# START OF Exercise material

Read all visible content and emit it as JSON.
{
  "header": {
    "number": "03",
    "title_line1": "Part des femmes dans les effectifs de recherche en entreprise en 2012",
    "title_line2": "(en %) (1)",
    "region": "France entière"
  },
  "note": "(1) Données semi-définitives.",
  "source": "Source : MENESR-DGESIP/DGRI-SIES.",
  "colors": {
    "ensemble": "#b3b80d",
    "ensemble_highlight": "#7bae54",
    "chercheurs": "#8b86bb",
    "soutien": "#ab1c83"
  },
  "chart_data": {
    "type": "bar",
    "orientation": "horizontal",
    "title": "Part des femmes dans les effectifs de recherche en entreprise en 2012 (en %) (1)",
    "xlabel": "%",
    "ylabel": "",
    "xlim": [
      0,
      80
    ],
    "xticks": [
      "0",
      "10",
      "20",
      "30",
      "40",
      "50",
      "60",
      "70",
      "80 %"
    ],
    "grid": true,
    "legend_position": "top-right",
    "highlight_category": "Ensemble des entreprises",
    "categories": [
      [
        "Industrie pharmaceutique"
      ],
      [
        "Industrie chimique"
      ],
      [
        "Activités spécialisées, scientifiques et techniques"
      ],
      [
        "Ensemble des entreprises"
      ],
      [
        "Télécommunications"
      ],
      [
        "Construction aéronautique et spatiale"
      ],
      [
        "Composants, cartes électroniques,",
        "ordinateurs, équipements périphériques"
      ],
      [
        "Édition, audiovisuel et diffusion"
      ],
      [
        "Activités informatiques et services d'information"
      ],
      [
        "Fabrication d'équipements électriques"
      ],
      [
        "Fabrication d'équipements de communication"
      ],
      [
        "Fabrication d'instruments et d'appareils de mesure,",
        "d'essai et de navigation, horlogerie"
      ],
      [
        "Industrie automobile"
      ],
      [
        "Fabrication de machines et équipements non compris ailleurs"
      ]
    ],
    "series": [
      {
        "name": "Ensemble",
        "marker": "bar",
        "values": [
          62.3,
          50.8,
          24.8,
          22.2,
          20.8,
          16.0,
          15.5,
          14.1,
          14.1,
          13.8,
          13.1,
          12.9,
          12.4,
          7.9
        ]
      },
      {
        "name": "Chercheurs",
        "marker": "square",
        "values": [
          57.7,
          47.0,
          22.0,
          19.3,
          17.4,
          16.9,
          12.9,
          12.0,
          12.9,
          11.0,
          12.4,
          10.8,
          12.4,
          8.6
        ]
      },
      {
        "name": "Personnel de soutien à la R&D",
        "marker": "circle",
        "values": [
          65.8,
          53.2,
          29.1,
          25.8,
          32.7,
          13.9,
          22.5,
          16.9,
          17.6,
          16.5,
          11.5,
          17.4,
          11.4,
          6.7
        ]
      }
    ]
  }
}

# END OF Exercise material

Retype the listing. Match it exactly.

Read all visible content and emit it as JSON.
{
  "header": {
    "number": "03",
    "title_line1": "Part des femmes dans les effectifs de recherche en entreprise en 2012",
    "title_line2": "(en %) (1)",
    "region": "France entière"
  },
  "note": "(1) Données semi-définitives.",
  "source": "Source : MENESR-DGESIP/DGRI-SIES.",
  "colors": {
    "ensemble": "#b3b80d",
    "ensemble_highlight": "#7bae54",
    "chercheurs": "#8b86bb",
    "soutien": "#ab1c83"
  },
  "chart_data": {
    "type": "bar",
    "orientation": "horizontal",
    "title": "Part des femmes dans les effectifs de recherche en entreprise en 2012 (en %) (1)",
    "xlabel": "%",
    "ylabel": "",
    "xlim": [
      0,
      80
    ],
    "xticks": [
      "0",
      "10",
      "20",
      "30",
      "40",
      "50",
      "60",
      "70",
      "80 %"
    ],
    "grid": true,
    "legend_position": "top-right",
    "highlight_category": "Ensemble des entreprises",
    "categories": [
      [
        "Industrie pharmaceutique"
      ],
      [
        "Industrie chimique"
      ],
      [
        "Activités spécialisées, scientifiques et techniques"
      ],
      [
        "Ensemble des entreprises"
      ],
      [
        "Télécommunications"
      ],
      [
        "Construction aéronautique et spatiale"
      ],
      [
        "Composants, cartes électroniques,",
        "ordinateurs, équipements périphériques"
      ],
      [
        "Édition, audiovisuel et diffusion"
      ],
      [
        "Activités informatiques et services d'information"
      ],
      [
        "Fabrication d'équipements électriques"
      ],
      [
        "Fabrication d'équipements de communication"
      ],
      [
        "Fabrication d'instruments et d'appareils de mesure,",
        "d'essai et de navigation, horlogerie"
      ],
      [
        "Industrie automobile"
      ],
      [
        "Fabrication de machines et équipements non compris ailleurs"
      ]
    ],
    "series": [
      {
        "name": "Ensemble",
        "marker": "bar",
        "values": [
          62.3,
          50.8,
          24.8,
          22.2,
          20.8,
          16.0,
          15.5,
          14.1,
          14.1,
          13.8,
          13.1,
          12.9,
          12.4,
          7.9
        ]
      },
      {
        "name": "Chercheurs",
        "marker": "square",
        "values": [
          57.7,
          47.0,
          22.0,
          19.3,
          17.4,
          16.9,
          12.9,
          12.0,
          12.9,
          11.0,
          12.4,
          10.8,
          12.4,
          8.6
        ]
      },
      {
        "name": "Personnel de soutien à la R&D",
        "marker": "circle",
        "values": [
          65.8,
          53.2,
          29.1,
          25.8,
          32.7,
          13.9,
          22.5,
          16.9,
          17.6,
          16.5,
          11.5,
          17.4,
          11.4,
          6.7
        ]
      }
    ]
  }
}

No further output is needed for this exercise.